| Text section |
● ● ●
[PATCH-v2] sched: Prevent wakeup to enter critical section needlessly

From: Ivo Sieben
Date: Thu Oct 18 2012 - 04:30:12 EST


Check the waitqueue task list to be non empty before entering the critical
section. This prevents locking the spin lock needlessly in case the queue
was empty, and therefor also prevent scheduling overhead on a PREEMPT_RT
system.

Signed-off-by: Ivo Sieben <meltedpianoman@xxxxxxxxx>
---

v2:
- We don't need the "careful" list empty, a normal list empty is sufficient:
if you miss an update it was just as it happened a little later.
- Because of memory ordering problems we can observe an unupdated list
administration. This can cause an wait_event-like code to miss an event.
Adding a memory barrier befor checking the list to be empty will guarantee we
evaluate a 100% updated list adminsitration.

kernel/sched/core.c | 19 ++++++++++++++++---
1 file changed, 16 insertions(+), 3 deletions(-)

diff --git a/kernel/sched/core.c b/kernel/sched/core.c
index 2d8927f..168a9b2 100644
--- a/kernel/sched/core.c
+++ b/kernel/sched/core.c
@@ -3090,9 +3090,22 @@ void __wake_up(wait_queue_head_t *q, unsigned int mode,
{
unsigned long flags;

- spin_lock_irqsave(&q->lock, flags);
- __wake_up_common(q, mode, nr_exclusive, 0, key);
- spin_unlock_irqrestore(&q->lock, flags);
+ /*
+ * We check for list emptiness outside the lock. This prevents the wake
+ * up to enter the critical section needlessly when the task list is
+ * empty.
● ● ●
(Data entries)
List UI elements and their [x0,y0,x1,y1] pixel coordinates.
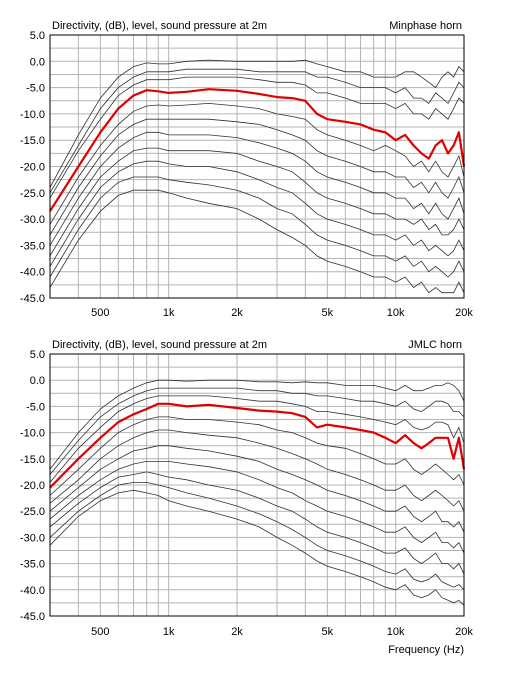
series-line-8 [49,160,465,267]
series-line-5 [49,118,465,236]
series-line-4 [49,102,465,225]
series-line-8 [49,471,465,575]
series-line-1 [49,379,465,470]
series-line-2 [49,68,465,194]
y-tick-label: 0.0 [30,56,45,68]
series-line-10 [49,489,465,606]
series-line-7 [49,460,465,554]
series-line-4 [49,416,465,496]
y-tick-label: -40.0 [20,585,45,597]
y-tick-label: 5.0 [30,30,45,42]
x-tick-label: 2k [231,626,243,638]
series-line-6 [49,131,465,246]
series-line-1 [49,59,465,188]
horizontal-gridlines [50,366,464,604]
x-tick-label: 500 [91,626,109,638]
highlight-series-line [49,88,466,212]
series-line-3 [49,395,465,483]
chart-panel-1: 5.0 0.0 -5.0 -10.0 -15.0 -20.0 -25.0 -30.0 -35.0… [20,20,473,319]
chart-label-right: JMLC horn [408,339,462,351]
x-tick-label: 20k [455,626,473,638]
y-tick-label: -25.0 [20,188,45,200]
series-line-5 [49,429,465,512]
chart-title: Directivity, (dB), level, sound pressure… [52,20,267,32]
highlight-series-line [49,402,466,489]
y-tick-label: -45.0 [20,611,45,623]
y-tick-label: -15.0 [20,454,45,466]
x-tick-label: 10k [387,626,405,638]
y-tick-label: -30.0 [20,214,45,226]
y-tick-label: 0.0 [30,375,45,387]
series-line-2 [49,387,465,475]
series-line-6 [49,445,465,533]
series-line-10 [49,189,465,294]
series-line-9 [49,176,465,278]
x-axis-label: Frequency (Hz) [388,644,464,656]
plot-frame [49,353,465,617]
plot-frame [49,34,465,299]
y-tick-label: -35.0 [20,559,45,571]
y-tick-label: -10.0 [20,109,45,121]
y-tick-label: -35.0 [20,240,45,252]
x-tick-label: 5k [322,626,334,638]
series-line-7 [49,147,465,257]
x-tick-label: 500 [91,307,109,319]
y-tick-label: -40.0 [20,267,45,279]
y-tick-label: -20.0 [20,480,45,492]
y-tick-label: -10.0 [20,428,45,440]
chart-title: Directivity, (dB), level, sound pressure… [52,339,267,351]
x-tick-label: 2k [231,307,243,319]
x-tick-label: 10k [387,307,405,319]
series-line-9 [49,481,465,591]
y-tick-label: 5.0 [30,349,45,361]
series-line-3 [49,76,465,199]
y-tick-label: -45.0 [20,293,45,305]
y-tick-label: -15.0 [20,135,45,147]
chart-panel-2: 5.0 0.0 -5.0 -10.0 -15.0 -20.0 -25.0 -30.0 -35.0… [20,339,473,656]
y-tick-label: -5.0 [26,83,45,95]
chart-label-right: Minphase horn [389,20,462,32]
x-tick-label: 1k [163,626,175,638]
x-tick-label: 5k [322,307,334,319]
y-tick-label: -5.0 [26,401,45,413]
y-tick-label: -25.0 [20,506,45,518]
x-tick-label: 20k [455,307,473,319]
x-tick-label: 1k [163,307,175,319]
y-tick-label: -20.0 [20,162,45,174]
y-tick-label: -30.0 [20,532,45,544]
● ● ●
| Stated exercise 1 |
In the scheduler patch, what does the v2 note say is added before checking whether the list is empty?
| Stated exercise 2 |
Print the data entries exactly, starting with the line containing "series-line-8 [49,160,465,267]" and going on through the line containing "series-line-3 [49,76,465,199]", both included.

| Reply 1 |
A memory barrier.

| Reply 2 |
series-line-8 [49,160,465,267]
series-line-5 [49,118,465,236]
series-line-4 [49,102,465,225]
series-line-8 [49,471,465,575]
series-line-1 [49,379,465,470]
series-line-2 [49,68,465,194]
y-tick-label: 0.0 [30,56,45,68]
series-line-10 [49,489,465,606]
series-line-7 [49,460,465,554]
series-line-4 [49,416,465,496]
y-tick-label: -40.0 [20,585,45,597]
y-tick-label: 5.0 [30,30,45,42]
x-tick-label: 2k [231,626,243,638]
series-line-6 [49,131,465,246]
series-line-1 [49,59,465,188]
horizontal-gridlines [50,366,464,604]
x-tick-label: 500 [91,626,109,638]
highlight-series-line [49,88,466,212]
series-line-3 [49,395,465,483]
chart-panel-1: 5.0 0.0 -5.0 -10.0 -15.0 -20.0 -25.0 -30.0 -35.0… [20,20,473,319]
chart-label-right: JMLC horn [408,339,462,351]
x-tick-label: 20k [455,626,473,638]
y-tick-label: -25.0 [20,188,45,200]
series-line-5 [49,429,465,512]
chart-title: Directivity, (dB), level, sound pressure… [52,20,267,32]
highlight-series-line [49,402,466,489]
y-tick-label: -45.0 [20,611,45,623]
y-tick-label: -15.0 [20,454,45,466]
x-tick-label: 10k [387,626,405,638]
y-tick-label: -30.0 [20,214,45,226]
y-tick-label: 0.0 [30,375,45,387]
series-line-2 [49,387,465,475]
series-line-6 [49,445,465,533]
series-line-10 [49,189,465,294]
series-line-9 [49,176,465,278]
x-axis-label: Frequency (Hz) [388,644,464,656]
plot-frame [49,353,465,617]
plot-frame [49,34,465,299]
y-tick-label: -35.0 [20,559,45,571]
y-tick-label: -10.0 [20,109,45,121]
y-tick-label: -35.0 [20,240,45,252]
x-tick-label: 5k [322,626,334,638]
series-line-7 [49,147,465,257]
x-tick-label: 500 [91,307,109,319]
y-tick-label: -40.0 [20,267,45,279]
y-tick-label: -20.0 [20,480,45,492]
y-tick-label: -10.0 [20,428,45,440]
chart-title: Directivity, (dB), level, sound pressure… [52,339,267,351]
x-tick-label: 2k [231,307,243,319]
x-tick-label: 10k [387,307,405,319]
series-line-9 [49,481,465,591]
y-tick-label: 5.0 [30,349,45,361]
series-line-3 [49,76,465,199]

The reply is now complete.